--- start Records shown ---

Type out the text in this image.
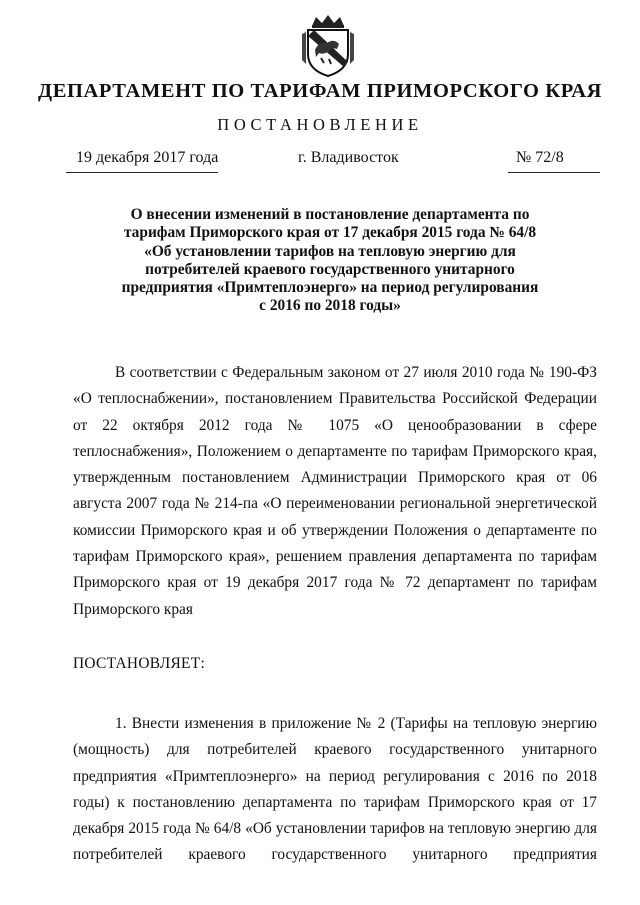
ДЕПАРТАМЕНТ ПО ТАРИФАМ ПРИМОРСКОГО КРАЯ
ПОСТАНОВЛЕНИЕ
19 декабря 2017 года	г. Владивосток	№ 72/8
О внесении изменений в постановление департамента по тарифам Приморского края от 17 декабря 2015 года № 64/8 «Об установлении тарифов на тепловую энергию для потребителей краевого государственного унитарного предприятия «Примтеплоэнерго» на период регулирования с 2016 по 2018 годы»
В соответствии с Федеральным законом от 27 июля 2010 года № 190-ФЗ «О теплоснабжении», постановлением Правительства Российской Федерации от 22 октября 2012 года № 1075 «О ценообразовании в сфере теплоснабжения», Положением о департаменте по тарифам Приморского края, утвержденным постановлением Администрации Приморского края от 06 августа 2007 года № 214-па «О переименовании региональной энергетической комиссии Приморского края и об утверждении Положения о департаменте по тарифам Приморского края», решением правления департамента по тарифам Приморского края от 19 декабря 2017 года № 72 департамент по тарифам Приморского края
ПОСТАНОВЛЯЕТ:
1. Внести изменения в приложение № 2 (Тарифы на тепловую энергию (мощность) для потребителей краевого государственного унитарного предприятия «Примтеплоэнерго» на период регулирования с 2016 по 2018 годы) к постановлению департамента по тарифам Приморского края от 17 декабря 2015 года № 64/8 «Об установлении тарифов на тепловую энергию для потребителей краевого государственного унитарного предприятия
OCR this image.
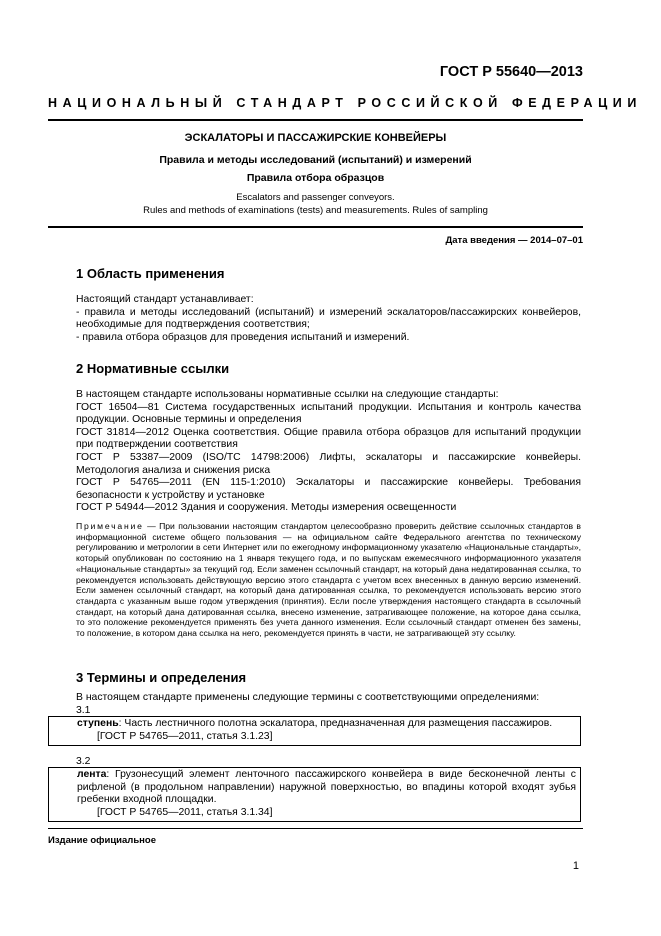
ГОСТ Р 55640—2013
НАЦИОНАЛЬНЫЙ СТАНДАРТ РОССИЙСКОЙ ФЕДЕРАЦИИ
ЭСКАЛАТОРЫ И ПАССАЖИРСКИЕ КОНВЕЙЕРЫ
Правила и методы исследований (испытаний) и измерений
Правила отбора образцов
Escalators and passenger conveyors.
Rules and methods of examinations (tests) and measurements. Rules of sampling
Дата введения — 2014–07–01
1 Область применения

Настоящий стандарт устанавливает:

- правила и методы исследований (испытаний) и измерений эскалаторов/пассажирских конвейеров, необходимые для подтверждения соответствия;

- правила отбора образцов для проведения испытаний и измерений.

2 Нормативные ссылки

В настоящем стандарте использованы нормативные ссылки на следующие стандарты:

ГОСТ 16504—81 Система государственных испытаний продукции. Испытания и контроль качества продукции. Основные термины и определения

ГОСТ 31814—2012 Оценка соответствия. Общие правила отбора образцов для испытаний продукции при подтверждении соответствия

ГОСТ Р 53387—2009 (ISO/TC 14798:2006) Лифты, эскалаторы и пассажирские конвейеры. Методология анализа и снижения риска

ГОСТ Р 54765—2011 (EN 115-1:2010) Эскалаторы и пассажирские конвейеры. Требования безопасности к устройству и установке

ГОСТ Р 54944—2012 Здания и сооружения. Методы измерения освещенности

Примечание — При пользовании настоящим стандартом целесообразно проверить действие ссылочных стандартов в информационной системе общего пользования — на официальном сайте Федерального агентства по техническому регулированию и метрологии в сети Интернет или по ежегодному информационному указателю «Национальные стандарты», который опубликован по состоянию на 1 января текущего года, и по выпускам ежемесячного информационного указателя «Национальные стандарты» за текущий год. Если заменен ссылочный стандарт, на который дана недатированная ссылка, то рекомендуется использовать действующую версию этого стандарта с учетом всех внесенных в данную версию изменений. Если заменен ссылочный стандарт, на который дана датированная ссылка, то рекомендуется использовать версию этого стандарта с указанным выше годом утверждения (принятия). Если после утверждения настоящего стандарта в ссылочный стандарт, на который дана датированная ссылка, внесено изменение, затрагивающее положение, на которое дана ссылка, то это положение рекомендуется применять без учета данного изменения. Если ссылочный стандарт отменен без замены, то положение, в котором дана ссылка на него, рекомендуется принять в части, не затрагивающей эту ссылку.
3 Термины и определения
В настоящем стандарте применены следующие термины с соответствующими определениями:
3.1

ступень: Часть лестничного полотна эскалатора, предназначенная для размещения пассажиров.

[ГОСТ Р 54765—2011, статья 3.1.23]

3.2

лента: Грузонесущий элемент ленточного пассажирского конвейера в виде бесконечной ленты с рифленой (в продольном направлении) наружной поверхностью, во впадины которой входят зубья гребенки входной площадки.

[ГОСТ Р 54765—2011, статья 3.1.34]

Издание официальное
1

--- end Records shown ---

Problem to solve>
Scan the lines for the string "предприятия". Copy out each line that matches.

Response to the exercise>
О внесении изменений в постановление департамента по тарифам Приморского края от 17 декабря 2015 года № 64/8 «Об установлении тарифов на тепловую энергию для потребителей краевого государственного унитарного предприятия «Примтеплоэнерго» на период регулирования с 2016 по 2018 годы»
1. Внести изменения в приложение № 2 (Тарифы на тепловую энергию (мощность) для потребителей краевого государственного унитарного предприятия «Примтеплоэнерго» на период регулирования с 2016 по 2018 годы) к постановлению департамента по тарифам Приморского края от 17 декабря 2015 года № 64/8 «Об установлении тарифов на тепловую энергию для потребителей краевого государственного унитарного предприятия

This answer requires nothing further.